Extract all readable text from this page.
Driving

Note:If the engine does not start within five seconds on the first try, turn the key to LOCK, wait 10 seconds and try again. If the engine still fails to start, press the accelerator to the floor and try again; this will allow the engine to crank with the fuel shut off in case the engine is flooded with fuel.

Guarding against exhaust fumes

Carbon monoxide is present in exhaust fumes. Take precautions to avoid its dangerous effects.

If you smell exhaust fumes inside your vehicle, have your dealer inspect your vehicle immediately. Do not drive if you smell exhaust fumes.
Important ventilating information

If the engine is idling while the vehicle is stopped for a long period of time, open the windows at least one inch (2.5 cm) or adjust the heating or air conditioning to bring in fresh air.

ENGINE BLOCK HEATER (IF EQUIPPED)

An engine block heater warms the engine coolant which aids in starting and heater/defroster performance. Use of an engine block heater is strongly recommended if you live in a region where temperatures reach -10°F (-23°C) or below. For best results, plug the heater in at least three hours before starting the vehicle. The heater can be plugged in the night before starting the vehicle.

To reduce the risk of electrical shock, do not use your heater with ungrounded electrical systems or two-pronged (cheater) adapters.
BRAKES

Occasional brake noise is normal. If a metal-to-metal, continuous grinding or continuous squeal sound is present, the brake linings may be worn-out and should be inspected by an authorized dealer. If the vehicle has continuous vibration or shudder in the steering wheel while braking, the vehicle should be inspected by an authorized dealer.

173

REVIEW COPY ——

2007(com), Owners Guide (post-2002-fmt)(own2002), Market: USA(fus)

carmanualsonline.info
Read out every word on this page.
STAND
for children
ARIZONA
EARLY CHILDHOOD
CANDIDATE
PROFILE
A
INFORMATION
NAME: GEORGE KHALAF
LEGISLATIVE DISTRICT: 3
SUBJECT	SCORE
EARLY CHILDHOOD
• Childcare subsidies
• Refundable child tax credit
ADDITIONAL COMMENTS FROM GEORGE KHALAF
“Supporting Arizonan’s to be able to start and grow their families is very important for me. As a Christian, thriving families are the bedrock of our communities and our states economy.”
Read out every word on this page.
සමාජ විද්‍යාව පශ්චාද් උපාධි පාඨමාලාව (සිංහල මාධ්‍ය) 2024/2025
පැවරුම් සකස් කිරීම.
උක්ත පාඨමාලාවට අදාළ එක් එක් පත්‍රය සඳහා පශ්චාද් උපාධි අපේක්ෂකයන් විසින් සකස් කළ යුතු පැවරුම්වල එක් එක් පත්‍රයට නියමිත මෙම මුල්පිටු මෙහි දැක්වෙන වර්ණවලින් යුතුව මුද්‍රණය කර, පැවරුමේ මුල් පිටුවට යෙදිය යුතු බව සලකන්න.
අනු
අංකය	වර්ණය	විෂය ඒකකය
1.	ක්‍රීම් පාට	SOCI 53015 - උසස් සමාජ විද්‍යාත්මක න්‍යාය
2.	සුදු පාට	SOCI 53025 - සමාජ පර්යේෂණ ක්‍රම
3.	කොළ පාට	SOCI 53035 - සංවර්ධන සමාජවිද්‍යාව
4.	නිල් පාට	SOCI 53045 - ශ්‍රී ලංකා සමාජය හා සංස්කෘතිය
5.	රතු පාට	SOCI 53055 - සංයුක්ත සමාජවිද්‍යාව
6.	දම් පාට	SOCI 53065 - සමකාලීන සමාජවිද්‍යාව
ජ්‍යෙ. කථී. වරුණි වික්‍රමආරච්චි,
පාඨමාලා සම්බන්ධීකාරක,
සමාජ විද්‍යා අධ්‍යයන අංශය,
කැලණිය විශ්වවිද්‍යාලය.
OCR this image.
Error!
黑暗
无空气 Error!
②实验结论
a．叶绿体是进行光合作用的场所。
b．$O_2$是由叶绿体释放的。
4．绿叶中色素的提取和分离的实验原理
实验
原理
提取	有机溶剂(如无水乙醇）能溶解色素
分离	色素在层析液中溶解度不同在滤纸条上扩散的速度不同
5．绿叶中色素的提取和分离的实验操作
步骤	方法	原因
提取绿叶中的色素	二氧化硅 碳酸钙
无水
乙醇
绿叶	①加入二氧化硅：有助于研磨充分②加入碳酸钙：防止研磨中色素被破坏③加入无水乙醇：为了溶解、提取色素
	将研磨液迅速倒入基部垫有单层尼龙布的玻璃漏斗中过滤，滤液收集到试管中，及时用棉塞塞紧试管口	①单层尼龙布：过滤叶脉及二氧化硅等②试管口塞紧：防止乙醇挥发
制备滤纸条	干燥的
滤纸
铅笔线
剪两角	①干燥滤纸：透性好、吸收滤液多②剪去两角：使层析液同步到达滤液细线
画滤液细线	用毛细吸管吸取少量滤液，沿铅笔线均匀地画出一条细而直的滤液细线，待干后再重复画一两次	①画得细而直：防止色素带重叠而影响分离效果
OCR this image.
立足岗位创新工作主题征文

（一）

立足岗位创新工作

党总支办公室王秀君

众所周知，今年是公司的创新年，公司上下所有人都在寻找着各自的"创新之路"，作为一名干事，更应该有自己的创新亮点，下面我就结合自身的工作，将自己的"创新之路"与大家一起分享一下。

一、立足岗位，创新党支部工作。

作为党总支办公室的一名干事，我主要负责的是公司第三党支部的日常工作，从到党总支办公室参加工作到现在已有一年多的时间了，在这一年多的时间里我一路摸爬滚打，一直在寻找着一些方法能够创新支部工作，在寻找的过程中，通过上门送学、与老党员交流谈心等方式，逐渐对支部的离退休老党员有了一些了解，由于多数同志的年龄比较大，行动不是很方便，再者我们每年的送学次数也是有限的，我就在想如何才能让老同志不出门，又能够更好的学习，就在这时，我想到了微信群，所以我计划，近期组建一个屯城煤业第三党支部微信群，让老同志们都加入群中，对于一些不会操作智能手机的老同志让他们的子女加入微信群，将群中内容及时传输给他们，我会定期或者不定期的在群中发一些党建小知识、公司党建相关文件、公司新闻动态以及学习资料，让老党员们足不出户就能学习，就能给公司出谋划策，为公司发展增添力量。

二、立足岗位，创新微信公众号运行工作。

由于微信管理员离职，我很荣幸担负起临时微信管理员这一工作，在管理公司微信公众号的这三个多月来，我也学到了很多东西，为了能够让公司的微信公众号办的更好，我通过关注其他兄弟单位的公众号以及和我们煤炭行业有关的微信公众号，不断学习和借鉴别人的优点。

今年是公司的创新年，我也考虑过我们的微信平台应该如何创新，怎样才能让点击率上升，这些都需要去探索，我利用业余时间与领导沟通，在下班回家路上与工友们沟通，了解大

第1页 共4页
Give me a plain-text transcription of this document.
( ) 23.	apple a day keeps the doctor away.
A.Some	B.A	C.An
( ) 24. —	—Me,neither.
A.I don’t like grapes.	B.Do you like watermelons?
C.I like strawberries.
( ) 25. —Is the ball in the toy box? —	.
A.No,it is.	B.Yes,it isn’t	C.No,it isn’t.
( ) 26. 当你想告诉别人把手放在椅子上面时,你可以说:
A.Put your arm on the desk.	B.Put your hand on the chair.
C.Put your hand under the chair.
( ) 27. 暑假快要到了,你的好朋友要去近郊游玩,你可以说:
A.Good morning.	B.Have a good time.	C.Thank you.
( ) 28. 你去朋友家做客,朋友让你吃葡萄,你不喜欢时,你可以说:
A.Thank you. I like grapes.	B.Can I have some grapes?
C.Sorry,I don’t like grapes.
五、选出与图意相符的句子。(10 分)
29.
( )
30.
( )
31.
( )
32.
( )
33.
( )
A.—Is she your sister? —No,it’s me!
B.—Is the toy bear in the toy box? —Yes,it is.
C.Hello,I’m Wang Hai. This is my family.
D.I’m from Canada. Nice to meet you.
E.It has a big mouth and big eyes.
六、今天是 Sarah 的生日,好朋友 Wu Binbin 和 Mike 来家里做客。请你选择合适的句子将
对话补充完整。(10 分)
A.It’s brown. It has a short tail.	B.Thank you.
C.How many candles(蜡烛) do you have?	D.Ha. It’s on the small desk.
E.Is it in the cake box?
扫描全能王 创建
────────────────────────────────────────
→ EXERCISE REQUIREMENTS
Isolate the lines that hold the word "least" and copy all of them.

→ COMPLETE RESPONSE
If the engine is idling while the vehicle is stopped for a long period of time, open the windows at least one inch (2.5 cm) or adjust the heating or air conditioning to bring in fresh air.
An engine block heater warms the engine coolant which aids in starting and heater/defroster performance. Use of an engine block heater is strongly recommended if you live in a region where temperatures reach -10°F (-23°C) or below. For best results, plug the heater in at least three hours before starting the vehicle. The heater can be plugged in the night before starting the vehicle.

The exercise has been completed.